** START OF Listed records **
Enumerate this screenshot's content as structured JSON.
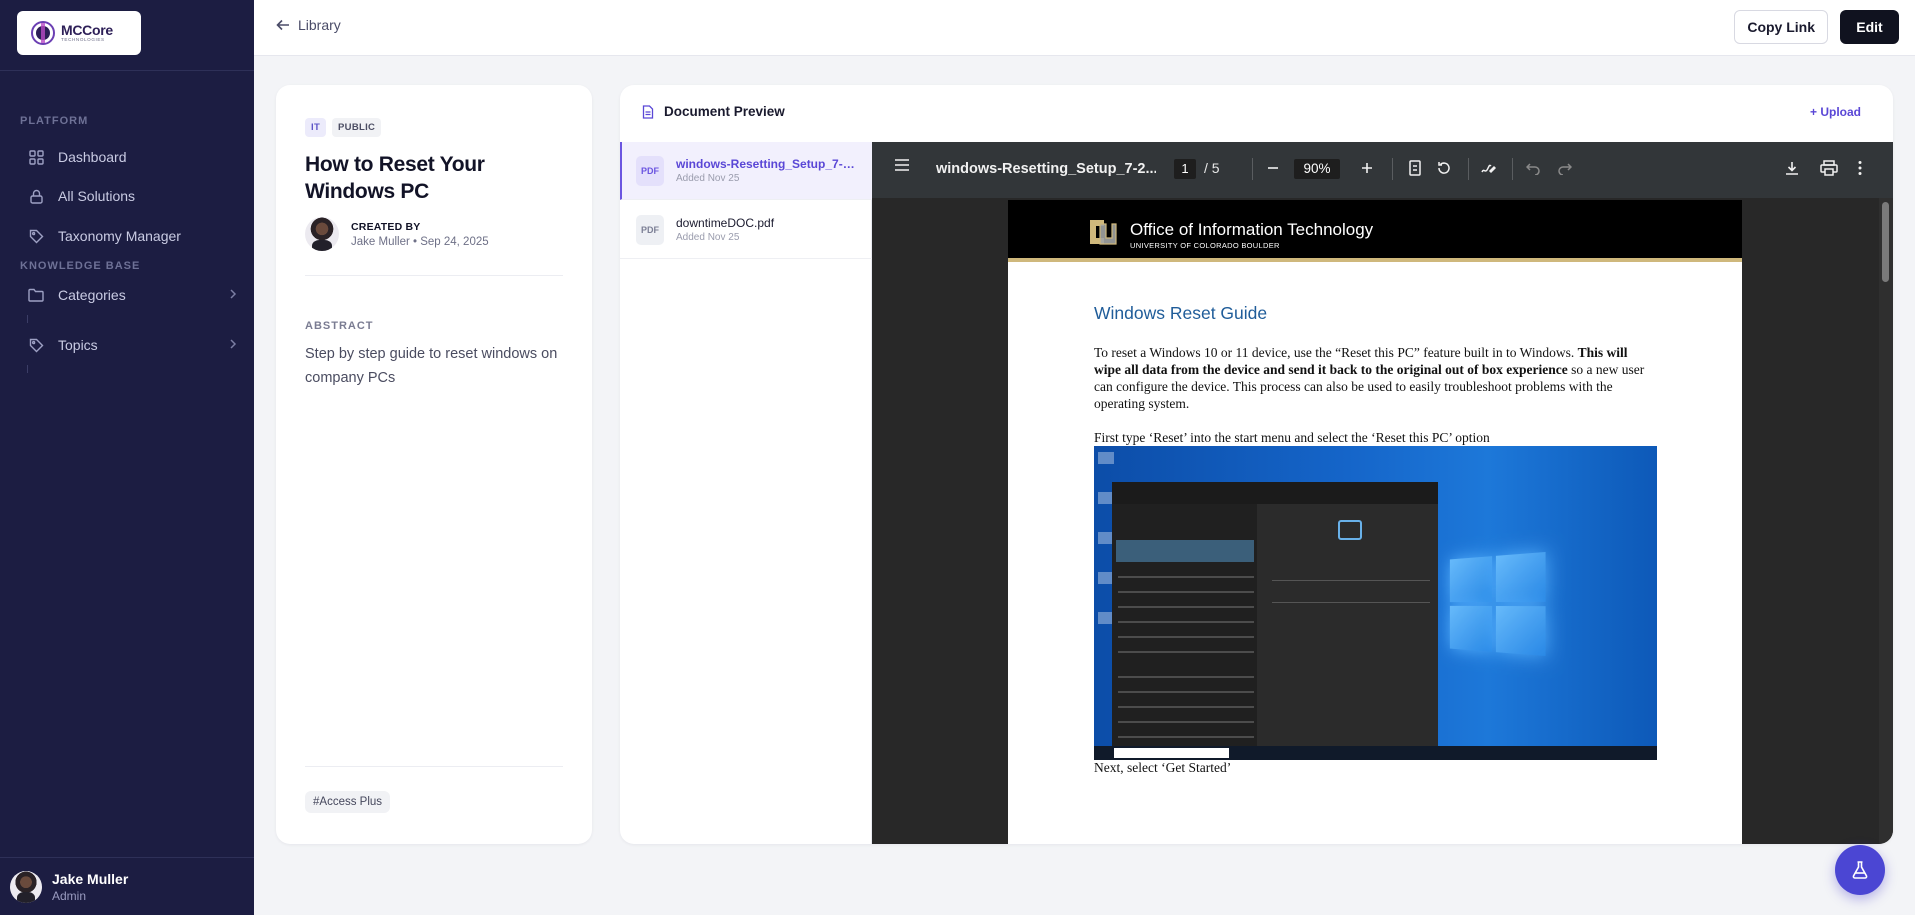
{
  "app": {
    "logo_text": "MCCore",
    "logo_sub": "TECHNOLOGIES"
  },
  "sidebar": {
    "section_platform": "PLATFORM",
    "section_kb": "KNOWLEDGE BASE",
    "items": [
      {
        "label": "Dashboard",
        "icon": "grid-icon"
      },
      {
        "label": "All Solutions",
        "icon": "lock-icon"
      },
      {
        "label": "Taxonomy Manager",
        "icon": "tag-icon"
      },
      {
        "label": "Categories",
        "icon": "folder-icon"
      },
      {
        "label": "Topics",
        "icon": "tag-icon"
      }
    ],
    "user": {
      "name": "Jake Muller",
      "role": "Admin"
    }
  },
  "topbar": {
    "back_label": "Library",
    "copy_link": "Copy Link",
    "edit": "Edit"
  },
  "doc": {
    "badges": [
      "IT",
      "PUBLIC"
    ],
    "title": "How to Reset Your Windows PC",
    "created_by_label": "CREATED BY",
    "author_meta": "Jake Muller • Sep 24, 2025",
    "abstract_label": "ABSTRACT",
    "abstract": "Step by step guide to reset windows on company PCs",
    "tag": "#Access Plus"
  },
  "preview": {
    "heading": "Document Preview",
    "upload": "+ Upload",
    "files": [
      {
        "type": "PDF",
        "name": "windows-Resetting_Setup_7-23....",
        "added": "Added Nov 25",
        "active": true
      },
      {
        "type": "PDF",
        "name": "downtimeDOC.pdf",
        "added": "Added Nov 25",
        "active": false
      }
    ]
  },
  "viewer": {
    "filename": "windows-Resetting_Setup_7-2...",
    "page_current": "1",
    "page_total": "/ 5",
    "zoom": "90%"
  },
  "pdf_page": {
    "header_title": "Office of Information Technology",
    "header_sub": "UNIVERSITY OF COLORADO BOULDER",
    "heading": "Windows Reset Guide",
    "p1_a": "To reset a Windows 10 or 11 device, use the “Reset this PC” feature built in to Windows.",
    "p1_bold": "This will wipe all data from the device and send it back to the original out of box experience",
    "p1_c": " so a new user can configure the device.  This process can also be used to easily troubleshoot problems with the operating system.",
    "p2": "First type ‘Reset’ into the start menu and select the ‘Reset this PC’ option",
    "p3": "Next, select ‘Get Started’"
  },
  "colors": {
    "sidebar_bg": "#1c1d42",
    "accent": "#5a47d6",
    "edit_button": "#10121f",
    "pdf_heading": "#1f5c99"
  }
}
** END OF Listed records **
Tally the lines of the listing in which the word "Muller" occurs, and state the total alone.

▶ **Solved exercise**: 2